▸ **Task**: Without omitting anything, retype the data that follows.

+ + + +

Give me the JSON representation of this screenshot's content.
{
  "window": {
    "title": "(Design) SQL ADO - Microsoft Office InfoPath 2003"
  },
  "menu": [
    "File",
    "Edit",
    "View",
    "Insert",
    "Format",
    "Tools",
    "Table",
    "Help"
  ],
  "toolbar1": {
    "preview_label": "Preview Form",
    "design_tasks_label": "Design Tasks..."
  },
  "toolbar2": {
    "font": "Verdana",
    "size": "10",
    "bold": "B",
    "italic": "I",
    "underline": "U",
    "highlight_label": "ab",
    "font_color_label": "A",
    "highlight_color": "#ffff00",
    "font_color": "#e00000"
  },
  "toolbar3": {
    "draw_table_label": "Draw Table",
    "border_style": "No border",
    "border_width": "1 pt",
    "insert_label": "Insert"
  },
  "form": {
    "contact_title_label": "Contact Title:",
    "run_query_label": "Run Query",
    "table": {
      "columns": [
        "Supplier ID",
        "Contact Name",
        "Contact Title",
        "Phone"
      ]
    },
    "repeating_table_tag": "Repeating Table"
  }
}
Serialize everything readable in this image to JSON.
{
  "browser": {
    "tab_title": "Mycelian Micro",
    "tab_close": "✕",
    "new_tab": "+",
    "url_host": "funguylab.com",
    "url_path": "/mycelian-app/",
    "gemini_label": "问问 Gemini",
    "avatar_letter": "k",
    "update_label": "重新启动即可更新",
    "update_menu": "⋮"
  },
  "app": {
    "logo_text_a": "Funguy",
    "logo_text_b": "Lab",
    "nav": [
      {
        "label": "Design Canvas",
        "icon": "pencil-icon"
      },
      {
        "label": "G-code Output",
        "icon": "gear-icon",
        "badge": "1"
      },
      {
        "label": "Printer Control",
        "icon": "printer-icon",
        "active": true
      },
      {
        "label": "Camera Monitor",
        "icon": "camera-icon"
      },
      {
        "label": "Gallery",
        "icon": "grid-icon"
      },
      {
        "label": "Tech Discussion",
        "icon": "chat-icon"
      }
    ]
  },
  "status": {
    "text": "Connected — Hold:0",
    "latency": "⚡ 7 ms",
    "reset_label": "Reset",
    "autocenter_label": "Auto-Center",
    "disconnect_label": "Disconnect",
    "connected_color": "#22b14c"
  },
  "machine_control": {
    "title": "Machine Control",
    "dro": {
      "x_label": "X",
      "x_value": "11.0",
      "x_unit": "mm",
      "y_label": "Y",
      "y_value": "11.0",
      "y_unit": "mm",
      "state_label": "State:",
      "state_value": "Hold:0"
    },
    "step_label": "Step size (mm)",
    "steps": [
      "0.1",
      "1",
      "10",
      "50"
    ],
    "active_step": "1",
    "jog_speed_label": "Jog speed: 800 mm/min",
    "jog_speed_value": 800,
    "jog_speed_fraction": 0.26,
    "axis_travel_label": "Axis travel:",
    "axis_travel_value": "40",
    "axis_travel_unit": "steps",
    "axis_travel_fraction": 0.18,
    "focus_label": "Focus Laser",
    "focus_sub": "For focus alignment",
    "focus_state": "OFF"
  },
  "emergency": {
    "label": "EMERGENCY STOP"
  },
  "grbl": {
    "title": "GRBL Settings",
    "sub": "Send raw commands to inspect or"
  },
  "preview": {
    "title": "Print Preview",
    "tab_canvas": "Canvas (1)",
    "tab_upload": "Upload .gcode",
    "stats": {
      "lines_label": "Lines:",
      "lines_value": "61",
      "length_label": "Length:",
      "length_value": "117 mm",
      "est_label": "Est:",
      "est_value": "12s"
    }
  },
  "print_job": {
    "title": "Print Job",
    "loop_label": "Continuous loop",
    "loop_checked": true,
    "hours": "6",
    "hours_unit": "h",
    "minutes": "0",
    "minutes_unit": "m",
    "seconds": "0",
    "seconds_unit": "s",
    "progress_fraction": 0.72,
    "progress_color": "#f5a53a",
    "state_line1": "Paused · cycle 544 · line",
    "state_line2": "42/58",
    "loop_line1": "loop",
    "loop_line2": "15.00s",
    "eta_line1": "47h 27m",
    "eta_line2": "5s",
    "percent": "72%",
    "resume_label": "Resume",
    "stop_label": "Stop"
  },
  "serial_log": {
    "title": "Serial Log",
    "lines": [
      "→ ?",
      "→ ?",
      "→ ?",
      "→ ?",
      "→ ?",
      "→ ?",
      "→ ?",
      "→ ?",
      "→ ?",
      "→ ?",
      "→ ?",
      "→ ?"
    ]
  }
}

+ + + +

▸ **Result of this task**:
Give me the JSON representation of this screenshot's content.
{
  "window": {
    "title": "(Design) SQL ADO - Microsoft Office InfoPath 2003"
  },
  "menu": [
    "File",
    "Edit",
    "View",
    "Insert",
    "Format",
    "Tools",
    "Table",
    "Help"
  ],
  "toolbar1": {
    "preview_label": "Preview Form",
    "design_tasks_label": "Design Tasks..."
  },
  "toolbar2": {
    "font": "Verdana",
    "size": "10",
    "bold": "B",
    "italic": "I",
    "underline": "U",
    "highlight_label": "ab",
    "font_color_label": "A",
    "highlight_color": "#ffff00",
    "font_color": "#e00000"
  },
  "toolbar3": {
    "draw_table_label": "Draw Table",
    "border_style": "No border",
    "border_width": "1 pt",
    "insert_label": "Insert"
  },
  "form": {
    "contact_title_label": "Contact Title:",
    "run_query_label": "Run Query",
    "table": {
      "columns": [
        "Supplier ID",
        "Contact Name",
        "Contact Title",
        "Phone"
      ]
    },
    "repeating_table_tag": "Repeating Table"
  }
}
Serialize everything readable in this image to JSON.
{
  "browser": {
    "tab_title": "Mycelian Micro",
    "tab_close": "✕",
    "new_tab": "+",
    "url_host": "funguylab.com",
    "url_path": "/mycelian-app/",
    "gemini_label": "问问 Gemini",
    "avatar_letter": "k",
    "update_label": "重新启动即可更新",
    "update_menu": "⋮"
  },
  "app": {
    "logo_text_a": "Funguy",
    "logo_text_b": "Lab",
    "nav": [
      {
        "label": "Design Canvas",
        "icon": "pencil-icon"
      },
      {
        "label": "G-code Output",
        "icon": "gear-icon",
        "badge": "1"
      },
      {
        "label": "Printer Control",
        "icon": "printer-icon",
        "active": true
      },
      {
        "label": "Camera Monitor",
        "icon": "camera-icon"
      },
      {
        "label": "Gallery",
        "icon": "grid-icon"
      },
      {
        "label": "Tech Discussion",
        "icon": "chat-icon"
      }
    ]
  },
  "status": {
    "text": "Connected — Hold:0",
    "latency": "⚡ 7 ms",
    "reset_label": "Reset",
    "autocenter_label": "Auto-Center",
    "disconnect_label": "Disconnect",
    "connected_color": "#22b14c"
  },
  "machine_control": {
    "title": "Machine Control",
    "dro": {
      "x_label": "X",
      "x_value": "11.0",
      "x_unit": "mm",
      "y_label": "Y",
      "y_value": "11.0",
      "y_unit": "mm",
      "state_label": "State:",
      "state_value": "Hold:0"
    },
    "step_label": "Step size (mm)",
    "steps": [
      "0.1",
      "1",
      "10",
      "50"
    ],
    "active_step": "1",
    "jog_speed_label": "Jog speed: 800 mm/min",
    "jog_speed_value": 800,
    "jog_speed_fraction": 0.26,
    "axis_travel_label": "Axis travel:",
    "axis_travel_value": "40",
    "axis_travel_unit": "steps",
    "axis_travel_fraction": 0.18,
    "focus_label": "Focus Laser",
    "focus_sub": "For focus alignment",
    "focus_state": "OFF"
  },
  "emergency": {
    "label": "EMERGENCY STOP"
  },
  "grbl": {
    "title": "GRBL Settings",
    "sub": "Send raw commands to inspect or"
  },
  "preview": {
    "title": "Print Preview",
    "tab_canvas": "Canvas (1)",
    "tab_upload": "Upload .gcode",
    "stats": {
      "lines_label": "Lines:",
      "lines_value": "61",
      "length_label": "Length:",
      "length_value": "117 mm",
      "est_label": "Est:",
      "est_value": "12s"
    }
  },
  "print_job": {
    "title": "Print Job",
    "loop_label": "Continuous loop",
    "loop_checked": true,
    "hours": "6",
    "hours_unit": "h",
    "minutes": "0",
    "minutes_unit": "m",
    "seconds": "0",
    "seconds_unit": "s",
    "progress_fraction": 0.72,
    "progress_color": "#f5a53a",
    "state_line1": "Paused · cycle 544 · line",
    "state_line2": "42/58",
    "loop_line1": "loop",
    "loop_line2": "15.00s",
    "eta_line1": "47h 27m",
    "eta_line2": "5s",
    "percent": "72%",
    "resume_label": "Resume",
    "stop_label": "Stop"
  },
  "serial_log": {
    "title": "Serial Log",
    "lines": [
      "→ ?",
      "→ ?",
      "→ ?",
      "→ ?",
      "→ ?",
      "→ ?",
      "→ ?",
      "→ ?",
      "→ ?",
      "→ ?",
      "→ ?",
      "→ ?"
    ]
  }
}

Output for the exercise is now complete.